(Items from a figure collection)
* BEGIN *

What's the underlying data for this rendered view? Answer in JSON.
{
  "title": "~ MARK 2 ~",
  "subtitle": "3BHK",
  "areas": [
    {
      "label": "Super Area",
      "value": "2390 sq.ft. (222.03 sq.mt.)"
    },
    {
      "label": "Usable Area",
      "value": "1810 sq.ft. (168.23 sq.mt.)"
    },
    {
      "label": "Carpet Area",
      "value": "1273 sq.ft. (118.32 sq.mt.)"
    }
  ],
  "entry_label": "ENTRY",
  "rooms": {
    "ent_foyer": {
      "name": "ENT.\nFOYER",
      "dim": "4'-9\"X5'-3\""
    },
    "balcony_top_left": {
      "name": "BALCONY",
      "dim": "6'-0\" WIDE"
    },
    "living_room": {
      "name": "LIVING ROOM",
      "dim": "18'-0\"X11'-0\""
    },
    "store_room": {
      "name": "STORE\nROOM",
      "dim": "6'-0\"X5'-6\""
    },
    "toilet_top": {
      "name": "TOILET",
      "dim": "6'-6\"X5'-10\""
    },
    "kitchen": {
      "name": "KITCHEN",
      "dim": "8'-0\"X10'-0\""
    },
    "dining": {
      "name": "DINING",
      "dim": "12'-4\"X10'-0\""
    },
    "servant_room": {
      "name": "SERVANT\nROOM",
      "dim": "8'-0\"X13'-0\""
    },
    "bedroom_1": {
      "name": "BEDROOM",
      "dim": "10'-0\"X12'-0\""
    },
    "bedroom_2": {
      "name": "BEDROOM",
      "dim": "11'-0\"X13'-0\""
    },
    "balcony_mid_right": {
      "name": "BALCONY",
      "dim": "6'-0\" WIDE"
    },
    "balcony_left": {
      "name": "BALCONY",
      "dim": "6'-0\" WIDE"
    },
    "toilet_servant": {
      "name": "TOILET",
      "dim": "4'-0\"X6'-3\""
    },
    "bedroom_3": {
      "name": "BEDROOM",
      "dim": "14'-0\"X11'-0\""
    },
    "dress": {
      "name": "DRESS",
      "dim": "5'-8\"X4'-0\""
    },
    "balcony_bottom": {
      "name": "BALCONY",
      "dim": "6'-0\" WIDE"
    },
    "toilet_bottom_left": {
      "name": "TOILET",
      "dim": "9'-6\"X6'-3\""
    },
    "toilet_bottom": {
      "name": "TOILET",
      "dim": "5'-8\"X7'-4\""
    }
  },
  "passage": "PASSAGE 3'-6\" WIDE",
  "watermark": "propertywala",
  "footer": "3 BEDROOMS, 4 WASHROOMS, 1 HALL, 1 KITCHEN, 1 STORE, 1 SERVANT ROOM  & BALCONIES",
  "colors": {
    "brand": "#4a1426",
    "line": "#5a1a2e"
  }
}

* END *

Your instructions ->
Track down the lines that include the word "nROOM" and copy them.

Finished answer ->
      "name": "STORE\nROOM",
      "name": "SERVANT\nROOM",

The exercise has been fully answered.